▸ **Exercise brief**
Scan the listing below. Report each line that includes "Date".

▸ **Extracted data**
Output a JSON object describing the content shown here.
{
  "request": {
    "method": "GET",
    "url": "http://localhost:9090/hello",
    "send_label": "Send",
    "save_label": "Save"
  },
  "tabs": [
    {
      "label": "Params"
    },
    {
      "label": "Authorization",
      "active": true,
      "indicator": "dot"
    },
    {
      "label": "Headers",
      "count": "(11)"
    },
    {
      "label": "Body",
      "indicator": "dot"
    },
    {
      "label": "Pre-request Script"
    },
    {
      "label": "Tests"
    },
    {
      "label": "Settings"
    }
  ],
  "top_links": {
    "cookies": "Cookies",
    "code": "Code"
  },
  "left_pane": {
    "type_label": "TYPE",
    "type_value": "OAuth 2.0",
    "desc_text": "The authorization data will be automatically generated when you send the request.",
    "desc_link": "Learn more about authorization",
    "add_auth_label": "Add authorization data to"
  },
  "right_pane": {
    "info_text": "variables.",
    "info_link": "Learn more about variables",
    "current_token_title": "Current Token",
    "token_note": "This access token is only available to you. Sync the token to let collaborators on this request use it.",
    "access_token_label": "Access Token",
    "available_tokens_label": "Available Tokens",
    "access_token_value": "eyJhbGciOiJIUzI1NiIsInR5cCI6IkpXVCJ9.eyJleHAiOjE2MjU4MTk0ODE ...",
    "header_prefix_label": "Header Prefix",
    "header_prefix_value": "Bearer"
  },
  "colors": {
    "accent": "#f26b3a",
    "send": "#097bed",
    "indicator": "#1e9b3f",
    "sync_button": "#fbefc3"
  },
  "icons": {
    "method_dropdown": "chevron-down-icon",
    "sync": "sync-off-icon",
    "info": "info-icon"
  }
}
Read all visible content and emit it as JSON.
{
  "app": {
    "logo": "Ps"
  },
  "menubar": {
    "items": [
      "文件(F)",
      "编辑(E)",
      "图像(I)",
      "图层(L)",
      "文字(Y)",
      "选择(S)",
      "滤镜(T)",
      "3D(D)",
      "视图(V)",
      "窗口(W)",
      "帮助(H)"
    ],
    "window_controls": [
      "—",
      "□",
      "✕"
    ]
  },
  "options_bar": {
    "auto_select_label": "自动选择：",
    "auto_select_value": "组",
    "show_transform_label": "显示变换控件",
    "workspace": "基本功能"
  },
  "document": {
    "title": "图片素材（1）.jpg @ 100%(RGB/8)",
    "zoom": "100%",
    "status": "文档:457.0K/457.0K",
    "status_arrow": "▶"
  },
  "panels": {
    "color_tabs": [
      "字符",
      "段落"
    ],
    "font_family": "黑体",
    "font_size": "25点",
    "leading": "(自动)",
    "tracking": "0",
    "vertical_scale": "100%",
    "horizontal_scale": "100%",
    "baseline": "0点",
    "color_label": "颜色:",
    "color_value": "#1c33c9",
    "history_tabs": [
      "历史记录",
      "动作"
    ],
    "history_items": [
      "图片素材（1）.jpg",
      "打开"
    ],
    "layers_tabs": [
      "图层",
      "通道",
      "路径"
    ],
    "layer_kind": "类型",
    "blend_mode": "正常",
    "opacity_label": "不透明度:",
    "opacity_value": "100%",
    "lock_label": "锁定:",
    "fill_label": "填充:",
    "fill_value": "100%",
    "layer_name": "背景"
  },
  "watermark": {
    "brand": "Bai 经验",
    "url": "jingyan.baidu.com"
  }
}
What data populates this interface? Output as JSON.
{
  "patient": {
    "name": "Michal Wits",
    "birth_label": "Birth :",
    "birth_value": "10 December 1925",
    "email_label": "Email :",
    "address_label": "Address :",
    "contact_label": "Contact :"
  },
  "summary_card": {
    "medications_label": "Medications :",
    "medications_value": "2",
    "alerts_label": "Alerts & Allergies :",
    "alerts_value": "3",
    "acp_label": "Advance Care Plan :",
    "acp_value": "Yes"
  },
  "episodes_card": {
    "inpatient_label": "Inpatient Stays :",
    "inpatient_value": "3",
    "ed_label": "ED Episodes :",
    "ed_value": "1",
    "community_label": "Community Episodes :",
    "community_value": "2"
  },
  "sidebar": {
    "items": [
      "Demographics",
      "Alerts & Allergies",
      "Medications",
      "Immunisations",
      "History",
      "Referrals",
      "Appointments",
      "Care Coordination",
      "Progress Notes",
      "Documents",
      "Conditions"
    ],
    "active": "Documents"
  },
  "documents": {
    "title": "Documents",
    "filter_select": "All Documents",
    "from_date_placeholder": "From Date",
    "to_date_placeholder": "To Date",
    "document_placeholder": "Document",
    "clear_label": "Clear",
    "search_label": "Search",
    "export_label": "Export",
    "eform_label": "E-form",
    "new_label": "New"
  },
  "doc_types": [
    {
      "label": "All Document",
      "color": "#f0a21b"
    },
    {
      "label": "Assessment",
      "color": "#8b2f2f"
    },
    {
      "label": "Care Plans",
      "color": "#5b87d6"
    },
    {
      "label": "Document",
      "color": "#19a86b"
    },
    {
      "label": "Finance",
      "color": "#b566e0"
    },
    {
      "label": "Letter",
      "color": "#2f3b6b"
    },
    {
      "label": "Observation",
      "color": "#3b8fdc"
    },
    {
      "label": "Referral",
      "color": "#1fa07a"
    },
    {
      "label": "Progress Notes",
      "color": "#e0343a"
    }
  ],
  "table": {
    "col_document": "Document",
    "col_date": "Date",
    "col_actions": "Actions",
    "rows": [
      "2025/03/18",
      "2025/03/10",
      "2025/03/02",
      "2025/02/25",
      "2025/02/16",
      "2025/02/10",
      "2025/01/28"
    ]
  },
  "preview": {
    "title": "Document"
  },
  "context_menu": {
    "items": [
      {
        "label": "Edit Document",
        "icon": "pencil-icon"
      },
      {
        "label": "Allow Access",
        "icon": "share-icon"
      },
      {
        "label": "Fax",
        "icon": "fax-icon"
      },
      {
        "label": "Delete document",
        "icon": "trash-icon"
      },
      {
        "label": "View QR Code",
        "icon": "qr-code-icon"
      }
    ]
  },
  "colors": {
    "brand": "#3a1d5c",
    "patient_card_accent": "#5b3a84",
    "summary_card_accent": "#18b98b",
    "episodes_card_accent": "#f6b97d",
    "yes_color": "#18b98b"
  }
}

▸ **Complete answer**
    "from_date_placeholder": "From Date",
    "to_date_placeholder": "To Date",
    "col_date": "Date",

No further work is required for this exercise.